(Extracted data entries)

______

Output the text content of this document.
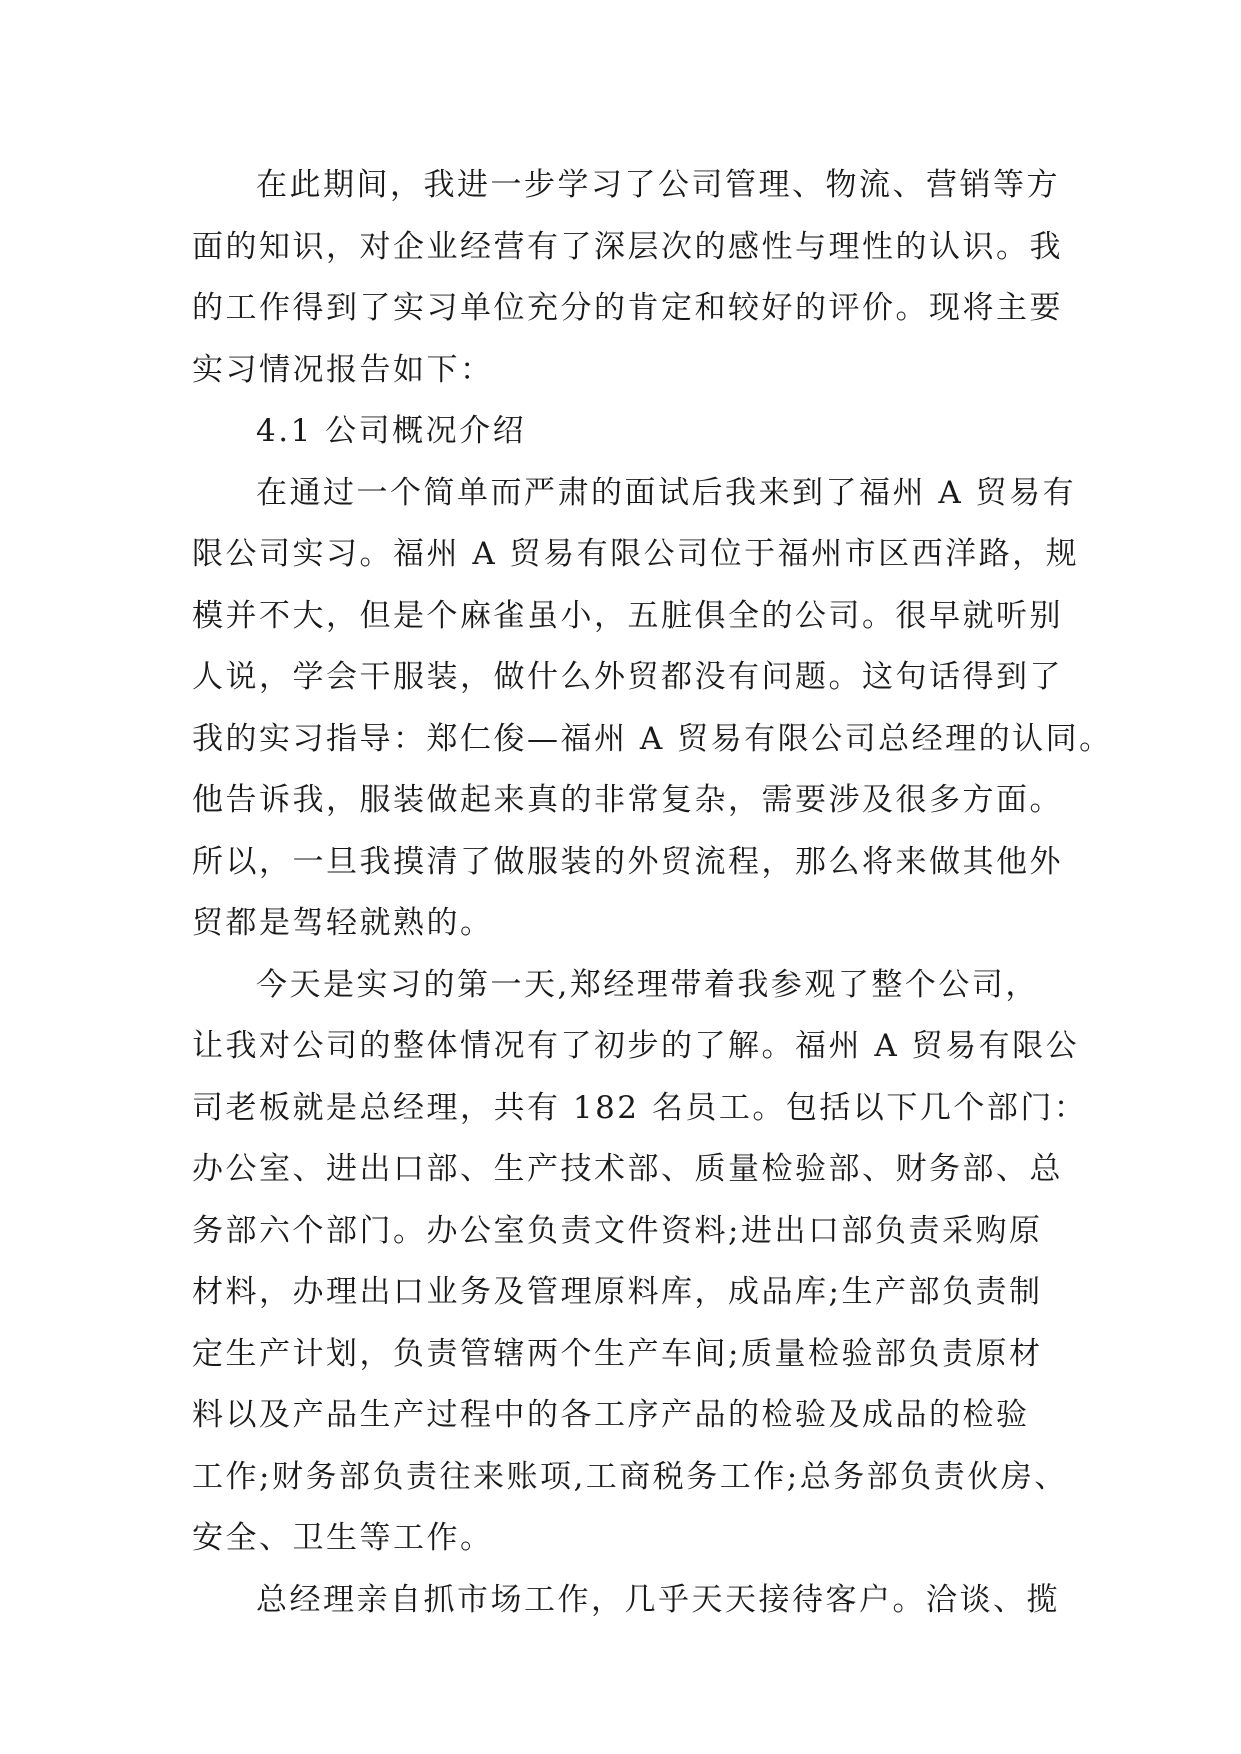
在此期间，我进一步学习了公司管理、物流、营销等方
面的知识，对企业经营有了深层次的感性与理性的认识。我
的工作得到了实习单位充分的肯定和较好的评价。现将主要
实习情况报告如下：
4.1 公司概况介绍
在通过一个简单而严肃的面试后我来到了福州 A 贸易有
限公司实习。福州 A 贸易有限公司位于福州市区西洋路，规
模并不大，但是个麻雀虽小，五脏俱全的公司。很早就听别
人说，学会干服装，做什么外贸都没有问题。这句话得到了
我的实习指导：郑仁俊—福州 A 贸易有限公司总经理的认同。
他告诉我，服装做起来真的非常复杂，需要涉及很多方面。
所以，一旦我摸清了做服装的外贸流程，那么将来做其他外
贸都是驾轻就熟的。
今天是实习的第一天,郑经理带着我参观了整个公司，
让我对公司的整体情况有了初步的了解。福州 A 贸易有限公
司老板就是总经理，共有 182 名员工。包括以下几个部门：
办公室、进出口部、生产技术部、质量检验部、财务部、总
务部六个部门。办公室负责文件资料;进出口部负责采购原
材料，办理出口业务及管理原料库，成品库;生产部负责制
定生产计划，负责管辖两个生产车间;质量检验部负责原材
料以及产品生产过程中的各工序产品的检验及成品的检验
工作;财务部负责往来账项,工商税务工作;总务部负责伙房、
安全、卫生等工作。
总经理亲自抓市场工作，几乎天天接待客户。洽谈、揽
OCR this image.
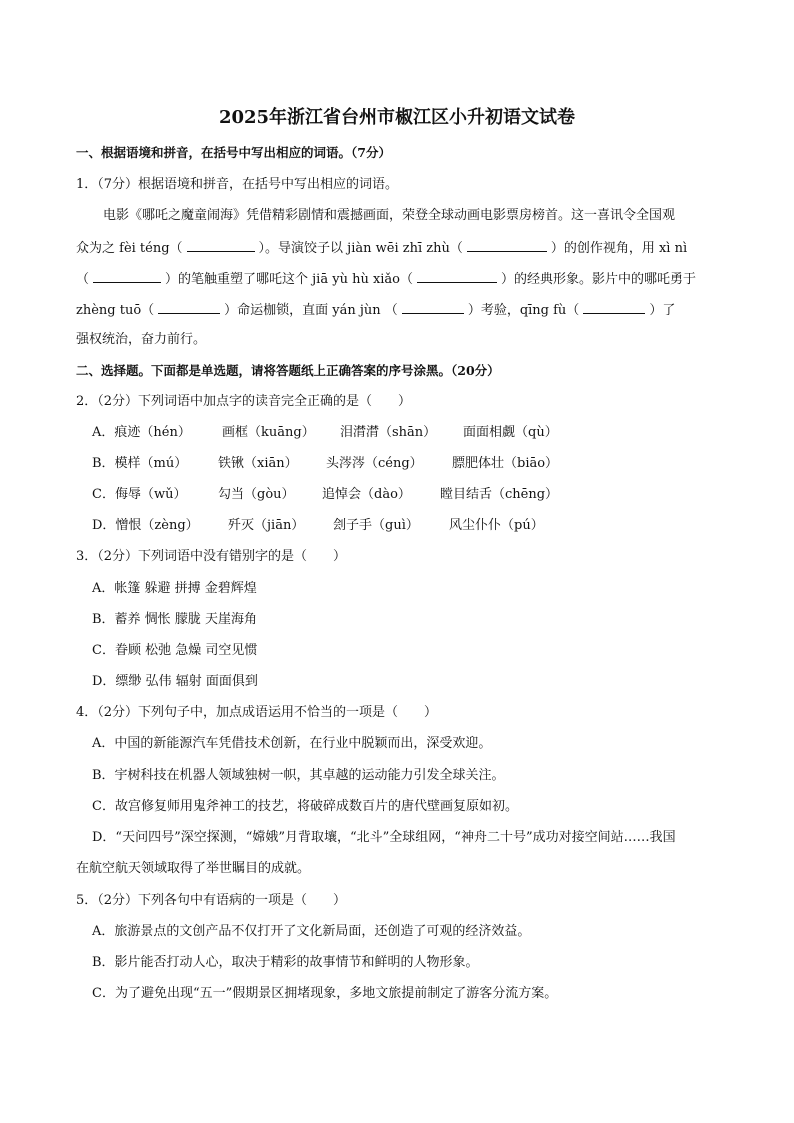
2025年浙江省台州市椒江区小升初语文试卷
一、根据语境和拼音，在括号中写出相应的词语。（7分）
1．（7分）根据语境和拼音，在括号中写出相应的词语。
电影《哪吒之魔童闹海》凭借精彩剧情和震撼画面，荣登全球动画电影票房榜首。这一喜讯令全国观
众为之 fèi téng（	）。导演饺子以 jiàn wēi zhī zhù（	）的创作视角，用 xì nì
（	）的笔触重塑了哪吒这个 jiā yù hù xiǎo（	）的经典形象。影片中的哪吒勇于
zhèng tuō（	）命运枷锁，直面 yán jùn （	）考验，qīng fù（	）了
强权统治，奋力前行。
二、选择题。下面都是单选题，请将答题纸上正确答案的序号涂黑。（20分）
2．（2分）下列词语中加点字的读音完全正确的是（　　）
A．痕迹（hén） 画框（kuāng） 泪潸潸（shān） 面面相觑（qù）
B．模样（mú） 铁锹（xiān） 头涔涔（céng） 膘肥体壮（biāo）
C．侮辱（wǔ） 勾当（gòu） 追悼会（dào） 瞠目结舌（chēng）
D．憎恨（zèng） 歼灭（jiān） 刽子手（guì） 风尘仆仆（pú）
3．（2分）下列词语中没有错别字的是（　　）
A．帐篷 躲避 拼搏 金碧辉煌
B．蓄养 惆怅 朦胧 天崖海角
C．眷顾 松弛 急燥 司空见惯
D．缥缈 弘伟 辐射 面面俱到
4．（2分）下列句子中，加点成语运用不恰当的一项是（　　）
A．中国的新能源汽车凭借技术创新，在行业中脱颖而出，深受欢迎。
B．宇树科技在机器人领域独树一帜，其卓越的运动能力引发全球关注。
C．故宫修复师用鬼斧神工的技艺，将破碎成数百片的唐代壁画复原如初。
D．“天问四号”深空探测，“嫦娥”月背取壤，“北斗”全球组网，“神舟二十号”成功对接空间站……我国
在航空航天领域取得了举世瞩目的成就。
5．（2分）下列各句中有语病的一项是（　　）
A．旅游景点的文创产品不仅打开了文化新局面，还创造了可观的经济效益。
B．影片能否打动人心，取决于精彩的故事情节和鲜明的人物形象。
C．为了避免出现“五一”假期景区拥堵现象，多地文旅提前制定了游客分流方案。
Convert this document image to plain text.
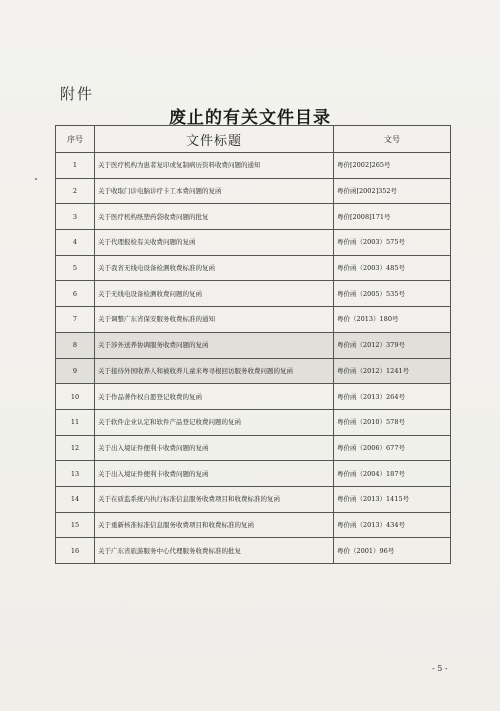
附件
废止的有关文件目录
序号	文件标题	文号
1	关于医疗机构为患者复印或复制病历资料收费问题的通知	粤价[2002]265号
2	关于收取门诊电脑诊疗卡工本费问题的复函	粤价函[2002]352号
3	关于医疗机构纸塑药袋收费问题的批复	粤价[2008]171号
4	关于代理报检有关收费问题的复函	粤价函（2003）575号
5	关于我省无线电设备检测收费标准的复函	粤价函（2003）485号
6	关于无线电设备检测收费问题的复函	粤价函（2005）535号
7	关于调整广东省保安服务收费标准的通知	粤价（2013）180号
8	关于涉外送养协调服务收费问题的复函	粤价函（2012）379号
9	关于接待外国收养人和被收养儿童来粤寻根回访服务收费问题的复函	粤价函（2012）1241号
10	关于作品著作权自愿登记收费的复函	粤价函（2013）264号
11	关于软件企业认定和软件产品登记收费问题的复函	粤价函（2010）578号
12	关于出入境证件便利卡收费问题的复函	粤价函（2006）677号
13	关于出入境证件便利卡收费问题的复函	粤价函（2004）187号
14	关于在质监系统内执行标准信息服务收费项目和收费标准的复函	粤价函（2013）1415号
15	关于重新核准标准信息服务收费项目和收费标准的复函	粤价函（2013）434号
16	关于广东省旅游服务中心代理服务收费标准的批复	粤价（2001）96号
- 5 -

______

[Given task]
Scan the material above. Return every line containing the string "image".

[Output of the exercise]
OCR this image.
Convert this document image to plain text.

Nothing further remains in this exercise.